**SUPPLIED RECORDS**
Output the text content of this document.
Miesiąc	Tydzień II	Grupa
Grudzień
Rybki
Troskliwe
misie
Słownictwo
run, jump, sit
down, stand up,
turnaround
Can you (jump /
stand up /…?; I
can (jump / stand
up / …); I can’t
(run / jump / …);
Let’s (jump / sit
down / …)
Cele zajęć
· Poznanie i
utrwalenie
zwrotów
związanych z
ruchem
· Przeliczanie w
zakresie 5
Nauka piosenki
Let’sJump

**DESCRIPTION OF THE TASK**
Restate the data above exactly, keeping each word as it stands.

**COMPLETE RESPONSE**
Output the text content of this document.
Miesiąc	Tydzień II	Grupa
Grudzień
Rybki
Troskliwe
misie
Słownictwo
run, jump, sit
down, stand up,
turnaround
Can you (jump /
stand up /…?; I
can (jump / stand
up / …); I can’t
(run / jump / …);
Let’s (jump / sit
down / …)
Cele zajęć
· Poznanie i
utrwalenie
zwrotów
związanych z
ruchem
· Przeliczanie w
zakresie 5
Nauka piosenki
Let’sJump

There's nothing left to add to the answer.